(Data excerpts)

++++++++++

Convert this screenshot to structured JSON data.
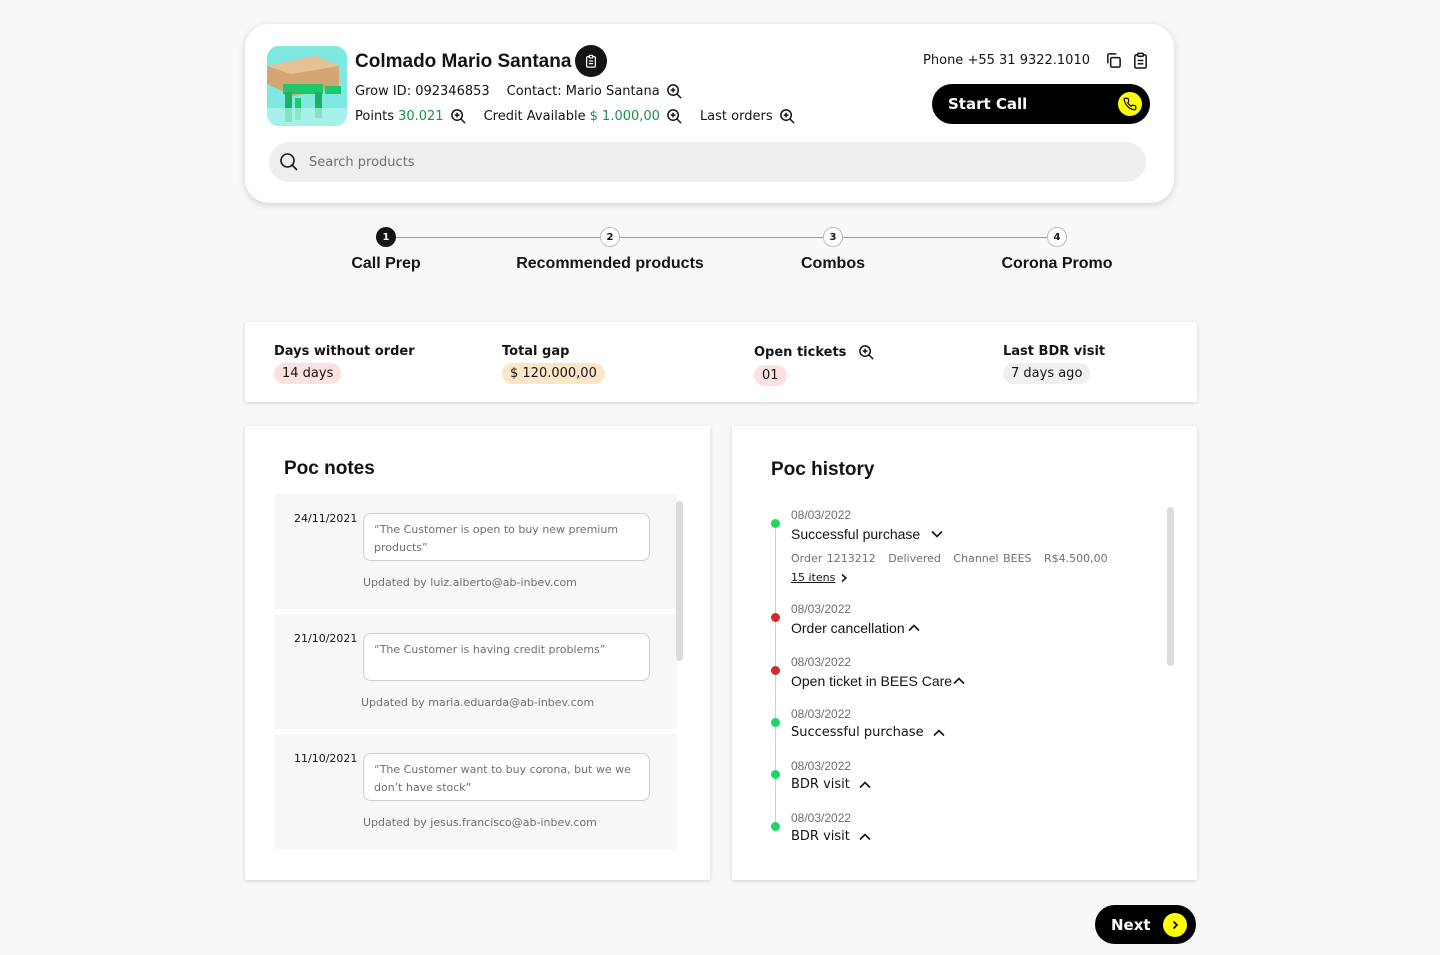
{
  "colors": {
    "accent_yellow": "#ffff00",
    "primary_black": "#000000",
    "money_green": "#1f8e4a",
    "success_dot": "#1ed760",
    "cancel_dot": "#d12a2a",
    "badge_red": "#fde0e0",
    "badge_orange": "#fde6c8",
    "badge_gray": "#f0f0f0"
  },
  "header": {
    "poc_name": "Colmado Mario Santana",
    "grow_id_label": "Grow ID:",
    "grow_id_value": "092346853",
    "contact_label": "Contact:",
    "contact_value": "Mario Santana",
    "points_label": "Points",
    "points_value": "30.021",
    "credit_label": "Credit Available",
    "credit_value": "$ 1.000,00",
    "last_orders_label": "Last orders",
    "phone_label": "Phone",
    "phone_value": "+55 31 9322.1010",
    "start_call_label": "Start Call",
    "search_placeholder": "Search products"
  },
  "stepper": {
    "steps": [
      {
        "number": "1",
        "label": "Call Prep",
        "active": true
      },
      {
        "number": "2",
        "label": "Recommended products",
        "active": false
      },
      {
        "number": "3",
        "label": "Combos",
        "active": false
      },
      {
        "number": "4",
        "label": "Corona Promo",
        "active": false
      }
    ]
  },
  "kpis": [
    {
      "title": "Days without order",
      "value": "14 days",
      "badge_color": "badge_red"
    },
    {
      "title": "Total gap",
      "value": "$ 120.000,00",
      "badge_color": "badge_orange"
    },
    {
      "title": "Open tickets",
      "value": "01",
      "badge_color": "badge_red"
    },
    {
      "title": "Last BDR visit",
      "value": "7 days ago",
      "badge_color": "badge_gray"
    }
  ],
  "poc_notes": {
    "title": "Poc notes",
    "notes": [
      {
        "date": "24/11/2021",
        "text": "“The Customer is open to buy new premium products”",
        "updated": "Updated by luiz.alberto@ab-inbev.com"
      },
      {
        "date": "21/10/2021",
        "text": "“The Customer is having credit problems”",
        "updated": "Updated by maria.eduarda@ab-inbev.com"
      },
      {
        "date": "11/10/2021",
        "text": "“The Customer want to buy corona, but we we don’t have stock”",
        "updated": "Updated by jesus.francisco@ab-inbev.com"
      }
    ]
  },
  "poc_history": {
    "title": "Poc history",
    "items": [
      {
        "date": "08/03/2022",
        "title": "Successful purchase",
        "status": "success",
        "chevron": "chevron-down-icon",
        "details": {
          "order": "Order 1213212",
          "status": "Delivered",
          "channel": "Channel BEES",
          "amount": "R$4.500,00"
        },
        "link": "15 itens"
      },
      {
        "date": "08/03/2022",
        "title": "Order cancellation",
        "status": "cancel",
        "chevron": "chevron-up-icon"
      },
      {
        "date": "08/03/2022",
        "title": "Open ticket in BEES Care",
        "status": "cancel",
        "chevron": "chevron-up-icon"
      },
      {
        "date": "08/03/2022",
        "title": "Successful purchase",
        "status": "success",
        "chevron": "chevron-up-icon"
      },
      {
        "date": "08/03/2022",
        "title": "BDR visit",
        "status": "success",
        "chevron": "chevron-up-icon"
      },
      {
        "date": "08/03/2022",
        "title": "BDR visit",
        "status": "success",
        "chevron": "chevron-up-icon"
      }
    ]
  },
  "footer": {
    "next_label": "Next"
  }
}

++++++++++

SHORT EXERCISE:
Transcribe every entry word for word, but skip the pictures.

WRITTEN ANSWER:
Convert this screenshot to structured JSON data.
{
  "colors": {
    "accent_yellow": "#ffff00",
    "primary_black": "#000000",
    "money_green": "#1f8e4a",
    "success_dot": "#1ed760",
    "cancel_dot": "#d12a2a",
    "badge_red": "#fde0e0",
    "badge_orange": "#fde6c8",
    "badge_gray": "#f0f0f0"
  },
  "header": {
    "poc_name": "Colmado Mario Santana",
    "grow_id_label": "Grow ID:",
    "grow_id_value": "092346853",
    "contact_label": "Contact:",
    "contact_value": "Mario Santana",
    "points_label": "Points",
    "points_value": "30.021",
    "credit_label": "Credit Available",
    "credit_value": "$ 1.000,00",
    "last_orders_label": "Last orders",
    "phone_label": "Phone",
    "phone_value": "+55 31 9322.1010",
    "start_call_label": "Start Call",
    "search_placeholder": "Search products"
  },
  "stepper": {
    "steps": [
      {
        "number": "1",
        "label": "Call Prep",
        "active": true
      },
      {
        "number": "2",
        "label": "Recommended products",
        "active": false
      },
      {
        "number": "3",
        "label": "Combos",
        "active": false
      },
      {
        "number": "4",
        "label": "Corona Promo",
        "active": false
      }
    ]
  },
  "kpis": [
    {
      "title": "Days without order",
      "value": "14 days",
      "badge_color": "badge_red"
    },
    {
      "title": "Total gap",
      "value": "$ 120.000,00",
      "badge_color": "badge_orange"
    },
    {
      "title": "Open tickets",
      "value": "01",
      "badge_color": "badge_red"
    },
    {
      "title": "Last BDR visit",
      "value": "7 days ago",
      "badge_color": "badge_gray"
    }
  ],
  "poc_notes": {
    "title": "Poc notes",
    "notes": [
      {
        "date": "24/11/2021",
        "text": "“The Customer is open to buy new premium products”",
        "updated": "Updated by luiz.alberto@ab-inbev.com"
      },
      {
        "date": "21/10/2021",
        "text": "“The Customer is having credit problems”",
        "updated": "Updated by maria.eduarda@ab-inbev.com"
      },
      {
        "date": "11/10/2021",
        "text": "“The Customer want to buy corona, but we we don’t have stock”",
        "updated": "Updated by jesus.francisco@ab-inbev.com"
      }
    ]
  },
  "poc_history": {
    "title": "Poc history",
    "items": [
      {
        "date": "08/03/2022",
        "title": "Successful purchase",
        "status": "success",
        "chevron": "chevron-down-icon",
        "details": {
          "order": "Order 1213212",
          "status": "Delivered",
          "channel": "Channel BEES",
          "amount": "R$4.500,00"
        },
        "link": "15 itens"
      },
      {
        "date": "08/03/2022",
        "title": "Order cancellation",
        "status": "cancel",
        "chevron": "chevron-up-icon"
      },
      {
        "date": "08/03/2022",
        "title": "Open ticket in BEES Care",
        "status": "cancel",
        "chevron": "chevron-up-icon"
      },
      {
        "date": "08/03/2022",
        "title": "Successful purchase",
        "status": "success",
        "chevron": "chevron-up-icon"
      },
      {
        "date": "08/03/2022",
        "title": "BDR visit",
        "status": "success",
        "chevron": "chevron-up-icon"
      },
      {
        "date": "08/03/2022",
        "title": "BDR visit",
        "status": "success",
        "chevron": "chevron-up-icon"
      }
    ]
  },
  "footer": {
    "next_label": "Next"
  }
}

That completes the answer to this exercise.